Using the material below, copy every line where "into" appears.
------ Given entries
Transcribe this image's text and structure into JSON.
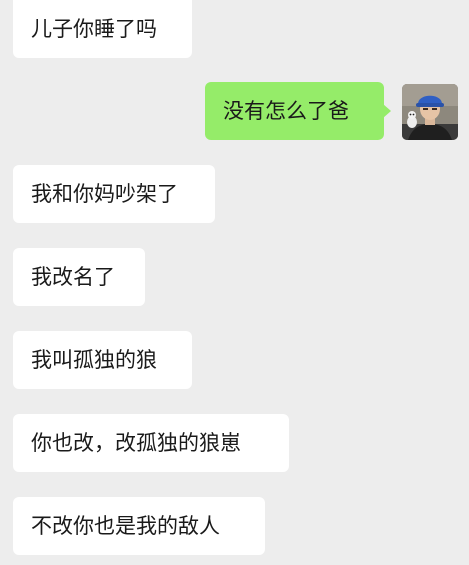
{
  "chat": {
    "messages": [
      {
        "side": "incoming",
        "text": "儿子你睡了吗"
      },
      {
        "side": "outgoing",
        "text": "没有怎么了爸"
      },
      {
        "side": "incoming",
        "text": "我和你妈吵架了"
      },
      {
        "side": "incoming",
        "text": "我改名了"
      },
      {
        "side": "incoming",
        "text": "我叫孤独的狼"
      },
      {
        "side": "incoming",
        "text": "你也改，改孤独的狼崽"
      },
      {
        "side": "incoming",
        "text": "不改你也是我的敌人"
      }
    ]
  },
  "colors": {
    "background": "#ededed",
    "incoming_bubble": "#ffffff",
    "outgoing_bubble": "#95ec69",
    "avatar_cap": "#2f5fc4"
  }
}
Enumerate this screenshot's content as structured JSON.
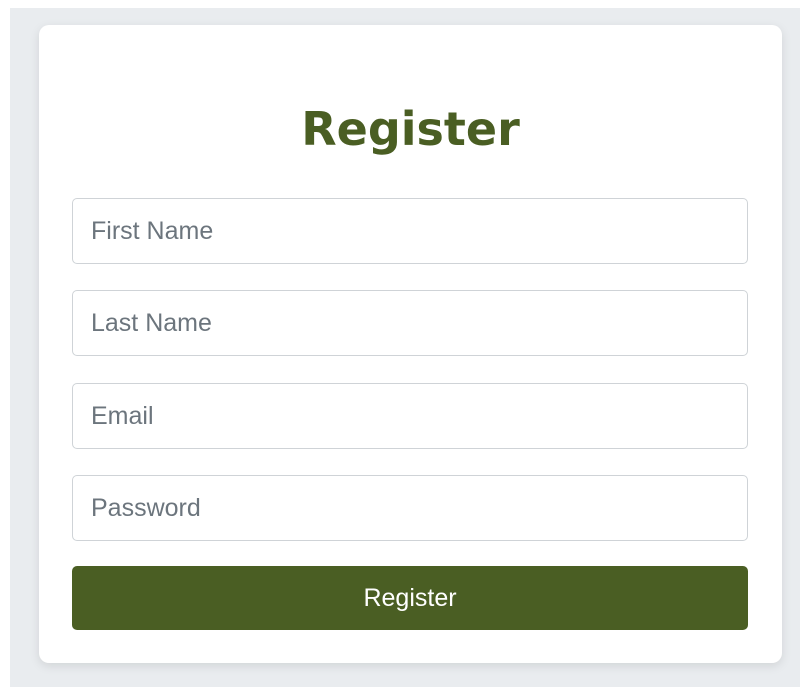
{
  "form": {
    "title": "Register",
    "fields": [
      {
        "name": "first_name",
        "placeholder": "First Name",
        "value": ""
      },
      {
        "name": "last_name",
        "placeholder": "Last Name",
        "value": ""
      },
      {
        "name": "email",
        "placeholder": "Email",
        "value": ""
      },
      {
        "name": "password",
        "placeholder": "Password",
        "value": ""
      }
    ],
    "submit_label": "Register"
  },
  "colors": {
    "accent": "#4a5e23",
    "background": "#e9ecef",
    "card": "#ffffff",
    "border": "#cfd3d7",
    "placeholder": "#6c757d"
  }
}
------------
------ Given entries
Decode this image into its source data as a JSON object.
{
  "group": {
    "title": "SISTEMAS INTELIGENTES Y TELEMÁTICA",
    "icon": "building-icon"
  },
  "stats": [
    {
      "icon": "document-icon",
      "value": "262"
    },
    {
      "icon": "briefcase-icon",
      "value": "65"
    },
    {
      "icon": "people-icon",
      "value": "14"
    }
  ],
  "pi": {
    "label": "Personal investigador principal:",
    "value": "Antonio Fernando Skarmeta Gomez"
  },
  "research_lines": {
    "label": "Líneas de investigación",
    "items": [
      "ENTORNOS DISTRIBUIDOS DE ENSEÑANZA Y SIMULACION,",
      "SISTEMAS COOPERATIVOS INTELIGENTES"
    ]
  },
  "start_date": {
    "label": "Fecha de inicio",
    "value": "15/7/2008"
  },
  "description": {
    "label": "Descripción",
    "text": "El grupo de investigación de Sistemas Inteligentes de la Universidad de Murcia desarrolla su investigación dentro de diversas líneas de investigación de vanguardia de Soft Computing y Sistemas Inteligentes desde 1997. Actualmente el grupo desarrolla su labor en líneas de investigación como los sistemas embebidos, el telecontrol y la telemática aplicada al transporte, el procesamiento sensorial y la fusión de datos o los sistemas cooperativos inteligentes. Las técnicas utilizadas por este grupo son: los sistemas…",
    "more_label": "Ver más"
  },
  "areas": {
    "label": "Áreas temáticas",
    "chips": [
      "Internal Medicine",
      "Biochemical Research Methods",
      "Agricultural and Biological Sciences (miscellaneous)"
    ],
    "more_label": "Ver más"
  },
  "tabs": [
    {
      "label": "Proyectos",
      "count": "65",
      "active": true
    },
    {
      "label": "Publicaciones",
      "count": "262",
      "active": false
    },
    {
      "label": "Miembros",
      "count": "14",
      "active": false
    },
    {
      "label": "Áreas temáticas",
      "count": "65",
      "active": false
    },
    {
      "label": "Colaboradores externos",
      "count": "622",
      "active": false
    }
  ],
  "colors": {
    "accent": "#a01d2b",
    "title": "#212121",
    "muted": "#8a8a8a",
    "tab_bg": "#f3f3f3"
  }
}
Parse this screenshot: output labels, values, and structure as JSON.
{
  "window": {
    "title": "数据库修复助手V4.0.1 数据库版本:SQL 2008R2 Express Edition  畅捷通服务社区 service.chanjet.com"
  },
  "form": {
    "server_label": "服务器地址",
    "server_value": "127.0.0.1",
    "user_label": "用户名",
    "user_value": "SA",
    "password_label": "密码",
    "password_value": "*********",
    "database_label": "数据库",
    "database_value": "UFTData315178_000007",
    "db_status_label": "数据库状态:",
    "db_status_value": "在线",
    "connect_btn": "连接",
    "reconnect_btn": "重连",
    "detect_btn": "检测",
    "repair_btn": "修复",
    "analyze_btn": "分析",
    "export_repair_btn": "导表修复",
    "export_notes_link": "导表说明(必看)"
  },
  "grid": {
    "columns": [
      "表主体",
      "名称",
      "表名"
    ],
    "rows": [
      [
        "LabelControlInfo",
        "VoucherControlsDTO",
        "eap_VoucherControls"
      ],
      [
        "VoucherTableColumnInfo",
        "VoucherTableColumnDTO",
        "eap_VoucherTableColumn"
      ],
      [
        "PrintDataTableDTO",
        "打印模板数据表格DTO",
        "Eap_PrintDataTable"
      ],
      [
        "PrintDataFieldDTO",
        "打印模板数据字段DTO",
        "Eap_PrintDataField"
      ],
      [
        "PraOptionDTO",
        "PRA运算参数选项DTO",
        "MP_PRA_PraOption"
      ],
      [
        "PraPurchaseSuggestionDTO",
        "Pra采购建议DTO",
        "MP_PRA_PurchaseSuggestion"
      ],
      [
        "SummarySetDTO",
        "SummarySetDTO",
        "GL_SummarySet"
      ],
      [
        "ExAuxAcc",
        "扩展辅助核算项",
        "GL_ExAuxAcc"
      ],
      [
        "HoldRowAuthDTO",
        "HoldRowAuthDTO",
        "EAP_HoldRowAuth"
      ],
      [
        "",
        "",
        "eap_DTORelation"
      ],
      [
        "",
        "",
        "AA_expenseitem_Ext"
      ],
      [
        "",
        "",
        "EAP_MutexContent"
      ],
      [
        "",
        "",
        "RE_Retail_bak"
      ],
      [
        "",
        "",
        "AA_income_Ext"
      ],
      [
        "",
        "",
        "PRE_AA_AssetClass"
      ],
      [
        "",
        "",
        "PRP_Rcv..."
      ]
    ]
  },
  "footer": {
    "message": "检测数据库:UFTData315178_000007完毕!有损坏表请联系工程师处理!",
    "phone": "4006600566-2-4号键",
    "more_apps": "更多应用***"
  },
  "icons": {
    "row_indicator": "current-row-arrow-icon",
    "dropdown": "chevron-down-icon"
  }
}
------------
------ Given entries
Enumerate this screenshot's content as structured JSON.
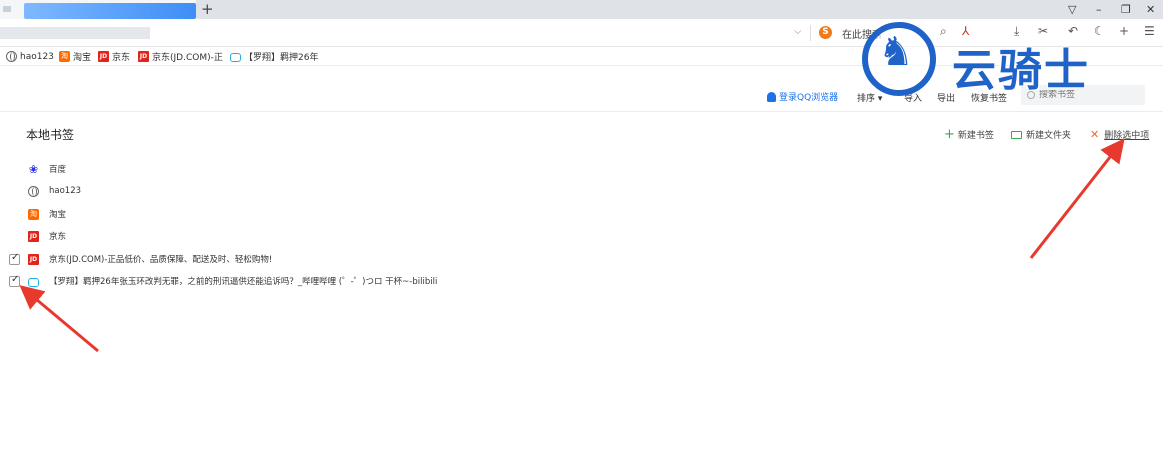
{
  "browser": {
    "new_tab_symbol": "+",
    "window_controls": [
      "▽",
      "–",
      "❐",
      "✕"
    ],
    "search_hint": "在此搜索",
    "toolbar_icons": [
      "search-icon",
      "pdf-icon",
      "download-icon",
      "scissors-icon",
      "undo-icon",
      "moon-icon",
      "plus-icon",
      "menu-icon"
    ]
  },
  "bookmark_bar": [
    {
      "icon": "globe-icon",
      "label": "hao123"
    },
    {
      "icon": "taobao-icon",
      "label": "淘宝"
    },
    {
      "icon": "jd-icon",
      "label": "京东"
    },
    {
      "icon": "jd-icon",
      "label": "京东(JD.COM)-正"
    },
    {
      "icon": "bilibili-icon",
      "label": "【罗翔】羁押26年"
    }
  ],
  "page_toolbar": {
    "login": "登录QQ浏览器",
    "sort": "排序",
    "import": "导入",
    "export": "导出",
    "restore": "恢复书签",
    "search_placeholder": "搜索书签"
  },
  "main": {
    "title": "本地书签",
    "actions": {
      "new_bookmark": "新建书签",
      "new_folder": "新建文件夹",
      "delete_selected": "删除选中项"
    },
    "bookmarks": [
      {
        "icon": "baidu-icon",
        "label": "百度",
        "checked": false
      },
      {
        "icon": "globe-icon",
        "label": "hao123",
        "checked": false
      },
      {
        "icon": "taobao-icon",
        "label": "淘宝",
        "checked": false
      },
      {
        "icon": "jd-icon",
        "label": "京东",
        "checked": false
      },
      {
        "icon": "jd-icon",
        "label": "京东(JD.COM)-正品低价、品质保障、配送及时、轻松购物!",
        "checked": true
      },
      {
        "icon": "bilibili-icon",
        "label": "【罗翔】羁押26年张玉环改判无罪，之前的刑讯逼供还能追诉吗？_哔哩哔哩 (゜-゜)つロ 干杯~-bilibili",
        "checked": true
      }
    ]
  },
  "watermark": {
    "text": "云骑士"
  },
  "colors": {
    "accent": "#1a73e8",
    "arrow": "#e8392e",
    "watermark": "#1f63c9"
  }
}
------------
▸ Result:
Transcribe this image's text and structure into JSON.
Decode this image into its source data as a JSON object.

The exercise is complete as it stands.